■ **Data provided**:
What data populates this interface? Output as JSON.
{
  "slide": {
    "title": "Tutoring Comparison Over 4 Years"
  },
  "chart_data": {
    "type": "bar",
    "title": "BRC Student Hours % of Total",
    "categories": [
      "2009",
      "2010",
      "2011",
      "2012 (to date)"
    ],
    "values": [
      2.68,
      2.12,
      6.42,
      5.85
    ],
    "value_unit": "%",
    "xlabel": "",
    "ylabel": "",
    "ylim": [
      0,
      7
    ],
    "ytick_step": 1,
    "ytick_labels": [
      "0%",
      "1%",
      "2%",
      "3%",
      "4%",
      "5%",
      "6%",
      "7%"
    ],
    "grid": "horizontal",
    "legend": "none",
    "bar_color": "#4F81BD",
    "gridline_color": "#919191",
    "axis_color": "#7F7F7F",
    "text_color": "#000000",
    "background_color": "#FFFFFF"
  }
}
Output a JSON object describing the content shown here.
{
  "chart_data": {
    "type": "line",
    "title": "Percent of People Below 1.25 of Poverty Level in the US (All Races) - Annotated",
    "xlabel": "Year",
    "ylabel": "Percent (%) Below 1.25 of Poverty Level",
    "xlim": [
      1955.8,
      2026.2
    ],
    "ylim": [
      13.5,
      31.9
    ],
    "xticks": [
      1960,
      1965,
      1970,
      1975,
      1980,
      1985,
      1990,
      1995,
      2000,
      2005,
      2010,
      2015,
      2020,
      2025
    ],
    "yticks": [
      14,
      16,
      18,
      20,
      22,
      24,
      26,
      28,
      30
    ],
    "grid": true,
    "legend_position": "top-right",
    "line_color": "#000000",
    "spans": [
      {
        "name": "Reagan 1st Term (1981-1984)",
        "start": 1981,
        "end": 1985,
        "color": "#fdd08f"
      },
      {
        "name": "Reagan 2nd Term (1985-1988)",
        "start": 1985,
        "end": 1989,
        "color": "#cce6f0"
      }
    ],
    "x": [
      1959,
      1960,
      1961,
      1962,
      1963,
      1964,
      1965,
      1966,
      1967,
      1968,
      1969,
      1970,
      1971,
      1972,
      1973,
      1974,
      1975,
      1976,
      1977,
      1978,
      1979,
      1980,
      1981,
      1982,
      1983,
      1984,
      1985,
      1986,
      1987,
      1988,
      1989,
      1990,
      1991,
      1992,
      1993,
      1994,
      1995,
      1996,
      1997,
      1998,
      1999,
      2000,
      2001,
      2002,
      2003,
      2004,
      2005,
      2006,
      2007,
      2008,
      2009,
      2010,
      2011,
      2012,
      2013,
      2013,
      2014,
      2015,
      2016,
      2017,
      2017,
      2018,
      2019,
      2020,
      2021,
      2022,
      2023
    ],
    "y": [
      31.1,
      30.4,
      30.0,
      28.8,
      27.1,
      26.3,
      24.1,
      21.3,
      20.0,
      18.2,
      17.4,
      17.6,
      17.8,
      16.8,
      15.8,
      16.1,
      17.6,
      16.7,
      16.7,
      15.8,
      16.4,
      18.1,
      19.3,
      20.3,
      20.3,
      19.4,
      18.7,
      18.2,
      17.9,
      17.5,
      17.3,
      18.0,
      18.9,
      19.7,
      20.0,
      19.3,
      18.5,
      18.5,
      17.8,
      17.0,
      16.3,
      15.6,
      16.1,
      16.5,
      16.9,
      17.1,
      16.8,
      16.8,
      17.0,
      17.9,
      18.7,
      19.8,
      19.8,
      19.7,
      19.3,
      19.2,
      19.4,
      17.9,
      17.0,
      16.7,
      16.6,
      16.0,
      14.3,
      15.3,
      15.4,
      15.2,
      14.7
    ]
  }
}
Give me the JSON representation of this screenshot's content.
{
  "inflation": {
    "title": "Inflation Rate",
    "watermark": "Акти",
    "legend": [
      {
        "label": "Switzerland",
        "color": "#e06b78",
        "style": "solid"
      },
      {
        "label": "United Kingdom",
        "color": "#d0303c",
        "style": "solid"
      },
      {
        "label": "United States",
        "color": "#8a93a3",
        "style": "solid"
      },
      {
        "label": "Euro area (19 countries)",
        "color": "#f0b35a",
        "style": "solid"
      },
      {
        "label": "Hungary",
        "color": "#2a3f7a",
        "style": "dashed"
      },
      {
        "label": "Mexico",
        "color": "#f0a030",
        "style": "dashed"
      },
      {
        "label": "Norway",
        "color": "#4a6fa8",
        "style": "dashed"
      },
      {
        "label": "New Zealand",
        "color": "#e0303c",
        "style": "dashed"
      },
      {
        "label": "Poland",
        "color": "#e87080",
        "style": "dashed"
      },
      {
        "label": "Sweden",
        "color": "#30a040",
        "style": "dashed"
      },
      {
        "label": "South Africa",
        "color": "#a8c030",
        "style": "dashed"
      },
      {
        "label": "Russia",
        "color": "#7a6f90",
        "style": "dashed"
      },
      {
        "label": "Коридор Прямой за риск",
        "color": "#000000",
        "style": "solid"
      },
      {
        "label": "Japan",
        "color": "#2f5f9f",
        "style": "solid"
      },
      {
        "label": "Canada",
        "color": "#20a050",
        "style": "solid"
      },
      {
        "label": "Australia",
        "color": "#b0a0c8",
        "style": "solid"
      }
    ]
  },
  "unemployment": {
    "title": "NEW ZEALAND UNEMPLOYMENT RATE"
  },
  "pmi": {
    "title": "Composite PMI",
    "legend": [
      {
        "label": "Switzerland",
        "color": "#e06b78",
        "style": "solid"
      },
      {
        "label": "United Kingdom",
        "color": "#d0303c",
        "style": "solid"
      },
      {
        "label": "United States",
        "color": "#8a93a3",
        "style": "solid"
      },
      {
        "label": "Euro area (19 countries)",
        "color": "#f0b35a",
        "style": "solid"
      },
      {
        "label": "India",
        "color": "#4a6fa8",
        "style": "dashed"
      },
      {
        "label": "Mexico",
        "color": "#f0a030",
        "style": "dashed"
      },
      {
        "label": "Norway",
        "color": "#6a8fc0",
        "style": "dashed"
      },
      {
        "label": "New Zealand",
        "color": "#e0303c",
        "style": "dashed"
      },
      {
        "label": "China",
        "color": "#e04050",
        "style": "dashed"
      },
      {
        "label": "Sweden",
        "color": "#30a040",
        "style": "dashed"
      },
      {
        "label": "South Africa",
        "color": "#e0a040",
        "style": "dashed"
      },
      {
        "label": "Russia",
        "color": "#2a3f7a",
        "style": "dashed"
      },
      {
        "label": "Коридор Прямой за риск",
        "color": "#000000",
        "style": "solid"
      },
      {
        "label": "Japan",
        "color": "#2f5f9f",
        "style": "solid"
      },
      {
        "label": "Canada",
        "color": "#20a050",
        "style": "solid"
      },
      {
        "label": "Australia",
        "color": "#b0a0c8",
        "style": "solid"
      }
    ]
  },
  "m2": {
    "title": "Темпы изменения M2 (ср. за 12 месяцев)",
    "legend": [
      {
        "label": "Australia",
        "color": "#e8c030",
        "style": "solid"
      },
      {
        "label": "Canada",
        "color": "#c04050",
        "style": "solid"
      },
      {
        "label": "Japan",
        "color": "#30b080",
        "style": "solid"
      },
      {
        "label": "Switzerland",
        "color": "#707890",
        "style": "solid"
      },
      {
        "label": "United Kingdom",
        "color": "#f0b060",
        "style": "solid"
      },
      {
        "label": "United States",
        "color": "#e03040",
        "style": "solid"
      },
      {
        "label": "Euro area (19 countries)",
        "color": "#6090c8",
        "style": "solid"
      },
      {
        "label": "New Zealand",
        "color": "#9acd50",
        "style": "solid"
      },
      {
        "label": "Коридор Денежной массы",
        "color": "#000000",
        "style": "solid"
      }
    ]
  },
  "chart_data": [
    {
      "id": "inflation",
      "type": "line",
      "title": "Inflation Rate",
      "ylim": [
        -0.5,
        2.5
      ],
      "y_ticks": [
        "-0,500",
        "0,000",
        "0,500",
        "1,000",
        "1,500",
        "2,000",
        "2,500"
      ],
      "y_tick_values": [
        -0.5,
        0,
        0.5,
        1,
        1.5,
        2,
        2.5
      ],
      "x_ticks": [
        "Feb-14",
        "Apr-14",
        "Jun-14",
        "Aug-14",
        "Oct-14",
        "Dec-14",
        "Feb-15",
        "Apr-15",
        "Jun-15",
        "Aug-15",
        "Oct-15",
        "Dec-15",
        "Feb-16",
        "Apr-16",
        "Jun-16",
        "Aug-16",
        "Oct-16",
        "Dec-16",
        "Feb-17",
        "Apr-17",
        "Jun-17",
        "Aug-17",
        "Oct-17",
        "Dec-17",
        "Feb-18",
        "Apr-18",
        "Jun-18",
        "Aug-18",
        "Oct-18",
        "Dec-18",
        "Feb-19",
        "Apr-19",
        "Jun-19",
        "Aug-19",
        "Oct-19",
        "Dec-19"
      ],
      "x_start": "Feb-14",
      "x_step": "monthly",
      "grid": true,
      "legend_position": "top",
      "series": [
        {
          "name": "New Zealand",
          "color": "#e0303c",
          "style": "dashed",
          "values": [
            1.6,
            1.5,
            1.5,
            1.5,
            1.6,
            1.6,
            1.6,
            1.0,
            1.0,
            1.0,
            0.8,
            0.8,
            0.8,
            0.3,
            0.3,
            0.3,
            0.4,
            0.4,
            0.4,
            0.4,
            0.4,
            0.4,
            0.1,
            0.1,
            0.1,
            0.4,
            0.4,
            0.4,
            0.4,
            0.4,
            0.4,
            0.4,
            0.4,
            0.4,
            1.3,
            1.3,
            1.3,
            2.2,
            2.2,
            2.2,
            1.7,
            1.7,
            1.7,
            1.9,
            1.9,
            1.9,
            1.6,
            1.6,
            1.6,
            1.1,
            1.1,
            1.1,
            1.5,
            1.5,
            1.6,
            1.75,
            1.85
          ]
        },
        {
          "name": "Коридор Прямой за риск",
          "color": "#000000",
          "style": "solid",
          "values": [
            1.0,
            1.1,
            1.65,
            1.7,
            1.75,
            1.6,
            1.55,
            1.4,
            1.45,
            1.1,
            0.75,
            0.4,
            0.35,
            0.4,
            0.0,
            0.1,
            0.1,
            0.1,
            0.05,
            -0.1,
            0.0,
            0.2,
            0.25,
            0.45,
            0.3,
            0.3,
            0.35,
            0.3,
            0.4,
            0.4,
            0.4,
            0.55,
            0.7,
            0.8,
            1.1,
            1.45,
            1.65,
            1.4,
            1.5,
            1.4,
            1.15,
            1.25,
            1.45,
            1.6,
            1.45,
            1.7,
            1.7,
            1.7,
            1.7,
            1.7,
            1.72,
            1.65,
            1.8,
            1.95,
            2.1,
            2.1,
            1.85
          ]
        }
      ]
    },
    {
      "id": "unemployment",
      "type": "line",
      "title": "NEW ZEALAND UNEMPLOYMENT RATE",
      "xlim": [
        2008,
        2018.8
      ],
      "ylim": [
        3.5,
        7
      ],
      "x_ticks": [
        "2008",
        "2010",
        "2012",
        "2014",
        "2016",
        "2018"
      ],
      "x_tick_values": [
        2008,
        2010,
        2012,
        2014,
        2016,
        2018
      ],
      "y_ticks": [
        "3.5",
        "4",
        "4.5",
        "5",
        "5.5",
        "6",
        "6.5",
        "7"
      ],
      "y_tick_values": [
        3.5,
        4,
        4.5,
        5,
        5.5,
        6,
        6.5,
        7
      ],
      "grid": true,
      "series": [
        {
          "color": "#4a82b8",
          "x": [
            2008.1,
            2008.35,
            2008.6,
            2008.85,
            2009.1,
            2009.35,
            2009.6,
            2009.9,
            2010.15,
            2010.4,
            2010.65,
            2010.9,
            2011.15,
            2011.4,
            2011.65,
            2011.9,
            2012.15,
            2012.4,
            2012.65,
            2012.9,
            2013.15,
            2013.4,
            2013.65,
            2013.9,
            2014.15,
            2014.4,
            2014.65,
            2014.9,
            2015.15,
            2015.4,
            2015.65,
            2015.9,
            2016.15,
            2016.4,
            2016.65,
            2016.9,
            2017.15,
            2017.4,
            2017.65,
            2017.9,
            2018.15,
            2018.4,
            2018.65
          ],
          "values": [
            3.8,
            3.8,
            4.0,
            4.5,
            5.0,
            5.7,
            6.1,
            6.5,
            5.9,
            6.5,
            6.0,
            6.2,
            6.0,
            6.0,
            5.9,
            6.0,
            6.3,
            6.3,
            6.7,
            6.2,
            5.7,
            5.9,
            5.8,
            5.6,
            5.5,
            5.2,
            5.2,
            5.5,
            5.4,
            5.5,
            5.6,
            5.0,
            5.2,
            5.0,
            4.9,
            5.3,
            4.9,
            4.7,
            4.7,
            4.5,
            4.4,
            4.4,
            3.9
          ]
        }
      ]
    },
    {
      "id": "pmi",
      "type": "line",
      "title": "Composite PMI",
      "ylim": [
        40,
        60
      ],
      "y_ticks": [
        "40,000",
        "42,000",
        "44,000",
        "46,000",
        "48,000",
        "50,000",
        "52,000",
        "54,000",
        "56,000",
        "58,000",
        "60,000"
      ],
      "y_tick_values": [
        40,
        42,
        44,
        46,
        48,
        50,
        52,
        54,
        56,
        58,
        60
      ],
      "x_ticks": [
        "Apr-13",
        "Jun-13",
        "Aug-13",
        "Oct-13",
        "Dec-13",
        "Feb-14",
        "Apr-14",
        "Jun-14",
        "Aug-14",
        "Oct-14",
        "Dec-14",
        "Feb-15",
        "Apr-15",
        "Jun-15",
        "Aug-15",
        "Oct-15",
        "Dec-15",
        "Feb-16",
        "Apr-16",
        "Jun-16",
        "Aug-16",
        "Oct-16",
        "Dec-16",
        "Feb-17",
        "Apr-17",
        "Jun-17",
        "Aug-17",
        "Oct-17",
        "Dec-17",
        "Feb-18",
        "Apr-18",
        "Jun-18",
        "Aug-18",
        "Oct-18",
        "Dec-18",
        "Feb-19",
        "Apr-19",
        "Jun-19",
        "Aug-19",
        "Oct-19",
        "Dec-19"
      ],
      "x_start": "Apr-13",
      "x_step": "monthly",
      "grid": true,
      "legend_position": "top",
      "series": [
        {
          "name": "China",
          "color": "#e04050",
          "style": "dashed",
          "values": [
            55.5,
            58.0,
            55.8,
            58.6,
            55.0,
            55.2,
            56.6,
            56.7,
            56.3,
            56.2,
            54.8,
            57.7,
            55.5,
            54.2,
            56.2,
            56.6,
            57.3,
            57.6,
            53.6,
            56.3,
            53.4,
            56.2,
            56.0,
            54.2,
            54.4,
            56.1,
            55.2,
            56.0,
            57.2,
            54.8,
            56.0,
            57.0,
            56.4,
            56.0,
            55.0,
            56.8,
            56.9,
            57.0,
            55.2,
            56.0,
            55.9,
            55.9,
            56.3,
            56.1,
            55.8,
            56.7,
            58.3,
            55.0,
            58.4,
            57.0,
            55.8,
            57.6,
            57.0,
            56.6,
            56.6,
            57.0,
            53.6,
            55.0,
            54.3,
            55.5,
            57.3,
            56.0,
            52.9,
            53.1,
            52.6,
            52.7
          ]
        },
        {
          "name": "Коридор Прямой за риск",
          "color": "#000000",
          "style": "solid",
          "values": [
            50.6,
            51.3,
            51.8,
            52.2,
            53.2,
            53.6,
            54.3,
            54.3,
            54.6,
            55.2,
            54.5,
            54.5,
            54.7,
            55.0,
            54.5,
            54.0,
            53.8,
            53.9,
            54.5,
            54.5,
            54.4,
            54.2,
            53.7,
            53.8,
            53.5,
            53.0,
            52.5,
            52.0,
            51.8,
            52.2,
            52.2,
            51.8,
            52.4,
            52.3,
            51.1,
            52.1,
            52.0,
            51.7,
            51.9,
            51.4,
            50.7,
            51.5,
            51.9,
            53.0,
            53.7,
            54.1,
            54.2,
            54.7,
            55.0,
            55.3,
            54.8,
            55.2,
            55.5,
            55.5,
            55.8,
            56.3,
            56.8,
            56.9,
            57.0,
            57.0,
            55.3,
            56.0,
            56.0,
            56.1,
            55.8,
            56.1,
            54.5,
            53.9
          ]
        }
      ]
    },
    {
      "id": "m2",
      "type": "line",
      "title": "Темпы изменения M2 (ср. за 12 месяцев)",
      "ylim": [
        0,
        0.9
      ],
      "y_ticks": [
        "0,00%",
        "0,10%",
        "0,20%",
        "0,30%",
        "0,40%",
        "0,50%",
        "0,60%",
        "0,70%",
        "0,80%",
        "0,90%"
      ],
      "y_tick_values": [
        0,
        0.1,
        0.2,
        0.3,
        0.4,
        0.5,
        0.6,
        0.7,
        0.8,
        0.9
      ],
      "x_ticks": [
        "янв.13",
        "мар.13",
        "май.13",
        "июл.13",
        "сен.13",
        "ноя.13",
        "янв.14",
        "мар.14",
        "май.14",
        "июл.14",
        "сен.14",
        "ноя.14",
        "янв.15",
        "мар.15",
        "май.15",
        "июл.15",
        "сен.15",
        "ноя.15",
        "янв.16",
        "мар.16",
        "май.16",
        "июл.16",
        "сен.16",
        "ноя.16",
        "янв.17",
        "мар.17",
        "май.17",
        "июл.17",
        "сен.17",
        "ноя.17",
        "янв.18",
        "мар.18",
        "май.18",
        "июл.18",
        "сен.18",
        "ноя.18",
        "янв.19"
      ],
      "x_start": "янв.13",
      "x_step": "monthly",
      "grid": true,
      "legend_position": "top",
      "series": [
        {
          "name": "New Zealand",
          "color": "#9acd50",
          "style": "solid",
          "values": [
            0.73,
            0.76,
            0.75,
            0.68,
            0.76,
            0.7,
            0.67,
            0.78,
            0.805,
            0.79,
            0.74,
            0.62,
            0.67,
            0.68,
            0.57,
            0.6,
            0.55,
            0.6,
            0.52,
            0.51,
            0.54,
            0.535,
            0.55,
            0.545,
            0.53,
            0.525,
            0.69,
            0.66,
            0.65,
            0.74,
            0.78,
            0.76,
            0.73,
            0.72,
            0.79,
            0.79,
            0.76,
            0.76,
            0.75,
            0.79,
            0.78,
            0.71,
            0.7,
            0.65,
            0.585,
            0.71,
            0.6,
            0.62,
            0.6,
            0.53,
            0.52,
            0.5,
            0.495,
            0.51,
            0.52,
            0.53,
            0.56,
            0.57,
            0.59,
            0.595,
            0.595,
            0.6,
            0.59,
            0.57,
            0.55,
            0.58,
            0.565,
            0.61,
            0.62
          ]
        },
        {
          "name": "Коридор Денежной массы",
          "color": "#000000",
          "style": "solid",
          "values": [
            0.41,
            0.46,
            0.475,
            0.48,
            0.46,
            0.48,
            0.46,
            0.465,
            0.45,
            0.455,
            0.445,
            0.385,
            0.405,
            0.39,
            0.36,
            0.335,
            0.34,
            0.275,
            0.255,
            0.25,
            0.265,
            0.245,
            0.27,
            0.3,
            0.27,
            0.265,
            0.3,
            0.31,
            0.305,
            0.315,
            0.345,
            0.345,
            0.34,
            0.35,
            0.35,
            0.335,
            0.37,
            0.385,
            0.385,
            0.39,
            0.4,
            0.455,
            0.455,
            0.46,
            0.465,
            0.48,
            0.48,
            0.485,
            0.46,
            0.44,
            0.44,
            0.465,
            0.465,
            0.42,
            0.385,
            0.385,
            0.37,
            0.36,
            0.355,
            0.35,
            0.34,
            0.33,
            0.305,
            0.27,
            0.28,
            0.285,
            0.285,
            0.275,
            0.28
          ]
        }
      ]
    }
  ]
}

■ **Problem to solve**:
Gather each line holding the string "изменения".

■ **Task response**:
    "title": "Темпы изменения M2 (ср. за 12 месяцев)",
      "title": "Темпы изменения M2 (ср. за 12 месяцев)",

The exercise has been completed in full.